Selection ->

──────────────────────────────

Kayah i Bregović is a studio album by Yugoslav musician Goran Bregović and Polish singer Kayah, released in 1999 by Zic Zac and BMG Poland. The album was a major commercial and critical success in Poland, spawning the hits "Śpij kochanie, śpij" and "Prawy do lewego".

Background
Kayah and Goran Bregović met at an awards gala in 1998 and started working on the album later that year. The project had to be delayed due to Kayah's pregnancy, and the recording process was challenged by seasonal sickness of the artists – Kayah reportedly recorded vocals in 40-degree Celsius fever. The material consists of various songs from Bregović's repertoire to which Kayah wrote Polish lyrics. Musically, it is a blend of Balkan music and Polish folk, including traditional music of the Gorals and references to Polish Christmas carol "Bóg się rodzi", as well as elements of Romani music. The first two singles released from the album, "Śpij kochanie, śpij" and "Prawy do lewego", met with nationwide popularity in Poland and remain one of the biggest hits in Kayah's repertoire. Further two singles, "To nie ptak" and "Nie ma, nie ma ciebie", released later in 1999, achieved moderate success.

──────────────────────────────

Information shown ->

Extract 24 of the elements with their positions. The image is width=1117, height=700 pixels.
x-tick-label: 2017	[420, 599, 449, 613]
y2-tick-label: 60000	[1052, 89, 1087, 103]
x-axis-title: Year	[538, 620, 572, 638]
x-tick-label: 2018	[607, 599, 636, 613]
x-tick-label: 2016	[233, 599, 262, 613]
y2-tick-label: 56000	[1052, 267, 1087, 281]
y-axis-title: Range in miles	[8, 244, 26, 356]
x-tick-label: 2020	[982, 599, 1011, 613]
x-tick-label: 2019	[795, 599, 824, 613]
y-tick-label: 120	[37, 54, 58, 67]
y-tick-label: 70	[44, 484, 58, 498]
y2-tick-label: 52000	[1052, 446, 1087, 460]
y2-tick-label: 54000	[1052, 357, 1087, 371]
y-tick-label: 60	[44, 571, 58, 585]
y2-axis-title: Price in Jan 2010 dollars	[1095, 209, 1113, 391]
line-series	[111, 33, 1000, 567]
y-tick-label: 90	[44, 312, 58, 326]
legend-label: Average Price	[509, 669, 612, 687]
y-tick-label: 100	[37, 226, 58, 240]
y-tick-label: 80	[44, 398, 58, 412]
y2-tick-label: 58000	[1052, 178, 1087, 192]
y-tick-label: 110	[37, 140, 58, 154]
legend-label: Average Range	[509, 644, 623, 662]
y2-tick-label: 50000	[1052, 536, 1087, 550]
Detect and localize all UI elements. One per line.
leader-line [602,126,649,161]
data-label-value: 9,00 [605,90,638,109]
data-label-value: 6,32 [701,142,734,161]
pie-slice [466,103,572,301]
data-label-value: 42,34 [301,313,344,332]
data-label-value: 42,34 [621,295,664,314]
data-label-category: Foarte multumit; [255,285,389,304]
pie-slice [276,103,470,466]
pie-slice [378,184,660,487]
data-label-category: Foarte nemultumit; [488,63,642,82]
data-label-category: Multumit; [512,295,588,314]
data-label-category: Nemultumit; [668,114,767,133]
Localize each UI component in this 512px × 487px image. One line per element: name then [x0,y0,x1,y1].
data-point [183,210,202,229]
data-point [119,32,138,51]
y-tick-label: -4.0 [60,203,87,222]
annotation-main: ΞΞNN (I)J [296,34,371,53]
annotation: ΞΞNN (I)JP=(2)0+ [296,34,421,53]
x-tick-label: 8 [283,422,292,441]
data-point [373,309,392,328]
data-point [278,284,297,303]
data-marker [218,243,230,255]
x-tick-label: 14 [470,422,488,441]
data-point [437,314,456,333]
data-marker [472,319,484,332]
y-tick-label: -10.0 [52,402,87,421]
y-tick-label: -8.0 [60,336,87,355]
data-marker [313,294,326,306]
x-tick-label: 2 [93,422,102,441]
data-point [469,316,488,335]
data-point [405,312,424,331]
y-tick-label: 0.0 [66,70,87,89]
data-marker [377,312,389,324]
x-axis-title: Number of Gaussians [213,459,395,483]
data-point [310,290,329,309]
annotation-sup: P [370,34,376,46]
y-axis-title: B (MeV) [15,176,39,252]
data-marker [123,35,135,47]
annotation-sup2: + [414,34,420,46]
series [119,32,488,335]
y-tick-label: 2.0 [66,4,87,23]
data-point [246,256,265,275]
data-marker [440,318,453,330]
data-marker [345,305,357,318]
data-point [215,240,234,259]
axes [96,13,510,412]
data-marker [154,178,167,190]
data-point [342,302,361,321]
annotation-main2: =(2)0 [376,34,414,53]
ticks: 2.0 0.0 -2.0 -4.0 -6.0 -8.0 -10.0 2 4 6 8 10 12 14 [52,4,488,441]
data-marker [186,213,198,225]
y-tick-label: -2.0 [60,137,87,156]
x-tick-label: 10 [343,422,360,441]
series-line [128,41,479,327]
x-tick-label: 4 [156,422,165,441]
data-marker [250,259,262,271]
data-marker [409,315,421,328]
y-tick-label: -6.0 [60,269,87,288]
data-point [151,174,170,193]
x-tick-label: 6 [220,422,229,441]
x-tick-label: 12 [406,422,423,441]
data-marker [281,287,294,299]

──────────────────────────────

What the exercise asks -> Write out the text about the Kayah i Bregović album again, word for word.

Result for this task ->
Kayah i Bregović is a studio album by Yugoslav musician Goran Bregović and Polish singer Kayah, released in 1999 by Zic Zac and BMG Poland. The album was a major commercial and critical success in Poland, spawning the hits "Śpij kochanie, śpij" and "Prawy do lewego".

Background
Kayah and Goran Bregović met at an awards gala in 1998 and started working on the album later that year. The project had to be delayed due to Kayah's pregnancy, and the recording process was challenged by seasonal sickness of the artists – Kayah reportedly recorded vocals in 40-degree Celsius fever. The material consists of various songs from Bregović's repertoire to which Kayah wrote Polish lyrics. Musically, it is a blend of Balkan music and Polish folk, including traditional music of the Gorals and references to Polish Christmas carol "Bóg się rodzi", as well as elements of Romani music. The first two singles released from the album, "Śpij kochanie, śpij" and "Prawy do lewego", met with nationwide popularity in Poland and remain one of the biggest hits in Kayah's repertoire. Further two singles, "To nie ptak" and "Nie ma, nie ma ciebie", released later in 1999, achieved moderate success.